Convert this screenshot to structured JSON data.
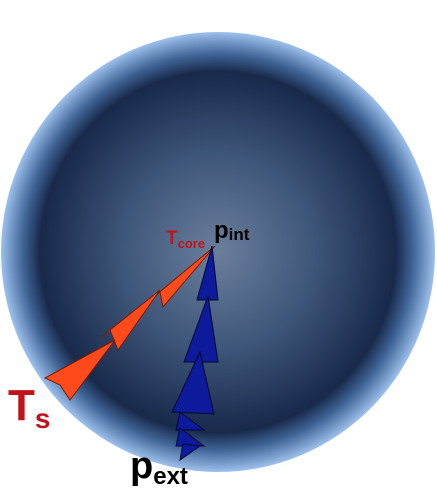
{
  "labels": {
    "t_core": {
      "main": "T",
      "sub": "core"
    },
    "p_int": {
      "main": "p",
      "sub": "int"
    },
    "t_s": {
      "main": "T",
      "sub": "s"
    },
    "p_ext": {
      "main": "p",
      "sub": "ext"
    }
  }
}
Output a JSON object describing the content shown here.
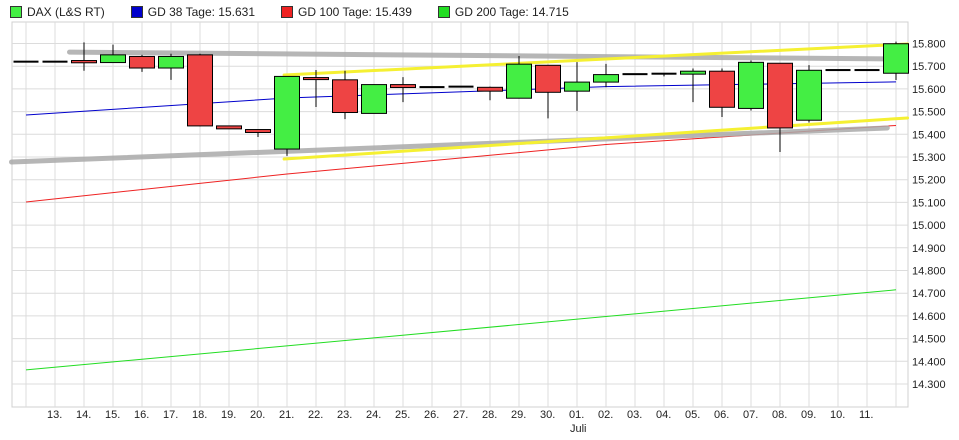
{
  "legend": [
    {
      "label": "DAX (L&S RT)",
      "color": "#44ee44"
    },
    {
      "label": "GD 38 Tage: 15.631",
      "color": "#0000cc"
    },
    {
      "label": "GD 100 Tage: 15.439",
      "color": "#ee2222"
    },
    {
      "label": "GD 200 Tage: 14.715",
      "color": "#22dd22"
    }
  ],
  "chart_data": {
    "type": "candlestick",
    "ylim": [
      14200,
      15900
    ],
    "y_ticks": [
      "14.300",
      "14.400",
      "14.500",
      "14.600",
      "14.700",
      "14.800",
      "14.900",
      "15.000",
      "15.100",
      "15.200",
      "15.300",
      "15.400",
      "15.500",
      "15.600",
      "15.700",
      "15.800"
    ],
    "x_tick_labels": [
      "",
      "13.",
      "14.",
      "15.",
      "16.",
      "17.",
      "18.",
      "19.",
      "20.",
      "21.",
      "22.",
      "23.",
      "24.",
      "25.",
      "26.",
      "27.",
      "28.",
      "29.",
      "30.",
      "01.",
      "02.",
      "03.",
      "04.",
      "05.",
      "06.",
      "07.",
      "08.",
      "09.",
      "10.",
      "11.",
      ""
    ],
    "x_month_label": {
      "text": "Juli",
      "at_index": 19
    },
    "grid": true,
    "colors": {
      "up": "#44ee44",
      "down": "#ee4444",
      "wick": "#000000"
    },
    "candles": [
      {
        "o": 15720,
        "h": 15720,
        "l": 15720,
        "c": 15720
      },
      {
        "o": 15720,
        "h": 15722,
        "l": 15718,
        "c": 15720
      },
      {
        "o": 15725,
        "h": 15805,
        "l": 15680,
        "c": 15715
      },
      {
        "o": 15716,
        "h": 15795,
        "l": 15716,
        "c": 15750
      },
      {
        "o": 15743,
        "h": 15750,
        "l": 15675,
        "c": 15692
      },
      {
        "o": 15692,
        "h": 15755,
        "l": 15640,
        "c": 15743
      },
      {
        "o": 15750,
        "h": 15755,
        "l": 15435,
        "c": 15437
      },
      {
        "o": 15437,
        "h": 15437,
        "l": 15424,
        "c": 15424
      },
      {
        "o": 15421,
        "h": 15421,
        "l": 15388,
        "c": 15408
      },
      {
        "o": 15335,
        "h": 15655,
        "l": 15305,
        "c": 15655
      },
      {
        "o": 15650,
        "h": 15683,
        "l": 15520,
        "c": 15641
      },
      {
        "o": 15640,
        "h": 15680,
        "l": 15467,
        "c": 15496
      },
      {
        "o": 15492,
        "h": 15619,
        "l": 15492,
        "c": 15619
      },
      {
        "o": 15619,
        "h": 15652,
        "l": 15542,
        "c": 15606
      },
      {
        "o": 15608,
        "h": 15610,
        "l": 15606,
        "c": 15608
      },
      {
        "o": 15610,
        "h": 15612,
        "l": 15608,
        "c": 15610
      },
      {
        "o": 15607,
        "h": 15610,
        "l": 15550,
        "c": 15590
      },
      {
        "o": 15559,
        "h": 15745,
        "l": 15559,
        "c": 15709
      },
      {
        "o": 15704,
        "h": 15706,
        "l": 15470,
        "c": 15585
      },
      {
        "o": 15590,
        "h": 15718,
        "l": 15503,
        "c": 15630
      },
      {
        "o": 15630,
        "h": 15710,
        "l": 15608,
        "c": 15663
      },
      {
        "o": 15665,
        "h": 15667,
        "l": 15663,
        "c": 15665
      },
      {
        "o": 15667,
        "h": 15668,
        "l": 15655,
        "c": 15667
      },
      {
        "o": 15665,
        "h": 15690,
        "l": 15542,
        "c": 15678
      },
      {
        "o": 15678,
        "h": 15690,
        "l": 15476,
        "c": 15519
      },
      {
        "o": 15514,
        "h": 15725,
        "l": 15505,
        "c": 15717
      },
      {
        "o": 15713,
        "h": 15713,
        "l": 15322,
        "c": 15428
      },
      {
        "o": 15462,
        "h": 15705,
        "l": 15452,
        "c": 15682
      },
      {
        "o": 15683,
        "h": 15684,
        "l": 15682,
        "c": 15683
      },
      {
        "o": 15683,
        "h": 15684,
        "l": 15682,
        "c": 15683
      },
      {
        "o": 15669,
        "h": 15808,
        "l": 15639,
        "c": 15799
      }
    ],
    "moving_averages": [
      {
        "name": "GD 38 Tage",
        "color": "#0000cc",
        "points": [
          [
            0,
            15485
          ],
          [
            9,
            15560
          ],
          [
            20,
            15610
          ],
          [
            30,
            15631
          ]
        ]
      },
      {
        "name": "GD 100 Tage",
        "color": "#ee2222",
        "points": [
          [
            0,
            15102
          ],
          [
            9,
            15225
          ],
          [
            20,
            15355
          ],
          [
            30,
            15439
          ]
        ]
      },
      {
        "name": "GD 200 Tage",
        "color": "#22dd22",
        "points": [
          [
            0,
            14362
          ],
          [
            30,
            14715
          ]
        ]
      }
    ],
    "trend_lines": [
      {
        "color": "#aaaaaa",
        "from": [
          1.5,
          15762
        ],
        "to": [
          29.7,
          15732
        ]
      },
      {
        "color": "#aaaaaa",
        "from": [
          -0.5,
          15278
        ],
        "to": [
          29.7,
          15428
        ]
      },
      {
        "color": "#f5f032",
        "from": [
          8.9,
          15661
        ],
        "to": [
          30.4,
          15798
        ]
      },
      {
        "color": "#f5f032",
        "from": [
          8.9,
          15291
        ],
        "to": [
          30.4,
          15472
        ]
      }
    ]
  }
}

__________

» **WHAT IS EXPECTED**
Reproduce the data verbatim. Do not carry any picture into the copy.

» **ANSWER FOR THIS EXERCISE**
Convert this screenshot to structured JSON data.
{
  "labels": {
    "t_core": {
      "main": "T",
      "sub": "core"
    },
    "p_int": {
      "main": "p",
      "sub": "int"
    },
    "t_s": {
      "main": "T",
      "sub": "s"
    },
    "p_ext": {
      "main": "p",
      "sub": "ext"
    }
  }
}
Output a JSON object describing the content shown here.
{
  "legend": [
    {
      "label": "DAX (L&S RT)",
      "color": "#44ee44"
    },
    {
      "label": "GD 38 Tage: 15.631",
      "color": "#0000cc"
    },
    {
      "label": "GD 100 Tage: 15.439",
      "color": "#ee2222"
    },
    {
      "label": "GD 200 Tage: 14.715",
      "color": "#22dd22"
    }
  ],
  "chart_data": {
    "type": "candlestick",
    "ylim": [
      14200,
      15900
    ],
    "y_ticks": [
      "14.300",
      "14.400",
      "14.500",
      "14.600",
      "14.700",
      "14.800",
      "14.900",
      "15.000",
      "15.100",
      "15.200",
      "15.300",
      "15.400",
      "15.500",
      "15.600",
      "15.700",
      "15.800"
    ],
    "x_tick_labels": [
      "",
      "13.",
      "14.",
      "15.",
      "16.",
      "17.",
      "18.",
      "19.",
      "20.",
      "21.",
      "22.",
      "23.",
      "24.",
      "25.",
      "26.",
      "27.",
      "28.",
      "29.",
      "30.",
      "01.",
      "02.",
      "03.",
      "04.",
      "05.",
      "06.",
      "07.",
      "08.",
      "09.",
      "10.",
      "11.",
      ""
    ],
    "x_month_label": {
      "text": "Juli",
      "at_index": 19
    },
    "grid": true,
    "colors": {
      "up": "#44ee44",
      "down": "#ee4444",
      "wick": "#000000"
    },
    "candles": [
      {
        "o": 15720,
        "h": 15720,
        "l": 15720,
        "c": 15720
      },
      {
        "o": 15720,
        "h": 15722,
        "l": 15718,
        "c": 15720
      },
      {
        "o": 15725,
        "h": 15805,
        "l": 15680,
        "c": 15715
      },
      {
        "o": 15716,
        "h": 15795,
        "l": 15716,
        "c": 15750
      },
      {
        "o": 15743,
        "h": 15750,
        "l": 15675,
        "c": 15692
      },
      {
        "o": 15692,
        "h": 15755,
        "l": 15640,
        "c": 15743
      },
      {
        "o": 15750,
        "h": 15755,
        "l": 15435,
        "c": 15437
      },
      {
        "o": 15437,
        "h": 15437,
        "l": 15424,
        "c": 15424
      },
      {
        "o": 15421,
        "h": 15421,
        "l": 15388,
        "c": 15408
      },
      {
        "o": 15335,
        "h": 15655,
        "l": 15305,
        "c": 15655
      },
      {
        "o": 15650,
        "h": 15683,
        "l": 15520,
        "c": 15641
      },
      {
        "o": 15640,
        "h": 15680,
        "l": 15467,
        "c": 15496
      },
      {
        "o": 15492,
        "h": 15619,
        "l": 15492,
        "c": 15619
      },
      {
        "o": 15619,
        "h": 15652,
        "l": 15542,
        "c": 15606
      },
      {
        "o": 15608,
        "h": 15610,
        "l": 15606,
        "c": 15608
      },
      {
        "o": 15610,
        "h": 15612,
        "l": 15608,
        "c": 15610
      },
      {
        "o": 15607,
        "h": 15610,
        "l": 15550,
        "c": 15590
      },
      {
        "o": 15559,
        "h": 15745,
        "l": 15559,
        "c": 15709
      },
      {
        "o": 15704,
        "h": 15706,
        "l": 15470,
        "c": 15585
      },
      {
        "o": 15590,
        "h": 15718,
        "l": 15503,
        "c": 15630
      },
      {
        "o": 15630,
        "h": 15710,
        "l": 15608,
        "c": 15663
      },
      {
        "o": 15665,
        "h": 15667,
        "l": 15663,
        "c": 15665
      },
      {
        "o": 15667,
        "h": 15668,
        "l": 15655,
        "c": 15667
      },
      {
        "o": 15665,
        "h": 15690,
        "l": 15542,
        "c": 15678
      },
      {
        "o": 15678,
        "h": 15690,
        "l": 15476,
        "c": 15519
      },
      {
        "o": 15514,
        "h": 15725,
        "l": 15505,
        "c": 15717
      },
      {
        "o": 15713,
        "h": 15713,
        "l": 15322,
        "c": 15428
      },
      {
        "o": 15462,
        "h": 15705,
        "l": 15452,
        "c": 15682
      },
      {
        "o": 15683,
        "h": 15684,
        "l": 15682,
        "c": 15683
      },
      {
        "o": 15683,
        "h": 15684,
        "l": 15682,
        "c": 15683
      },
      {
        "o": 15669,
        "h": 15808,
        "l": 15639,
        "c": 15799
      }
    ],
    "moving_averages": [
      {
        "name": "GD 38 Tage",
        "color": "#0000cc",
        "points": [
          [
            0,
            15485
          ],
          [
            9,
            15560
          ],
          [
            20,
            15610
          ],
          [
            30,
            15631
          ]
        ]
      },
      {
        "name": "GD 100 Tage",
        "color": "#ee2222",
        "points": [
          [
            0,
            15102
          ],
          [
            9,
            15225
          ],
          [
            20,
            15355
          ],
          [
            30,
            15439
          ]
        ]
      },
      {
        "name": "GD 200 Tage",
        "color": "#22dd22",
        "points": [
          [
            0,
            14362
          ],
          [
            30,
            14715
          ]
        ]
      }
    ],
    "trend_lines": [
      {
        "color": "#aaaaaa",
        "from": [
          1.5,
          15762
        ],
        "to": [
          29.7,
          15732
        ]
      },
      {
        "color": "#aaaaaa",
        "from": [
          -0.5,
          15278
        ],
        "to": [
          29.7,
          15428
        ]
      },
      {
        "color": "#f5f032",
        "from": [
          8.9,
          15661
        ],
        "to": [
          30.4,
          15798
        ]
      },
      {
        "color": "#f5f032",
        "from": [
          8.9,
          15291
        ],
        "to": [
          30.4,
          15472
        ]
      }
    ]
  }
}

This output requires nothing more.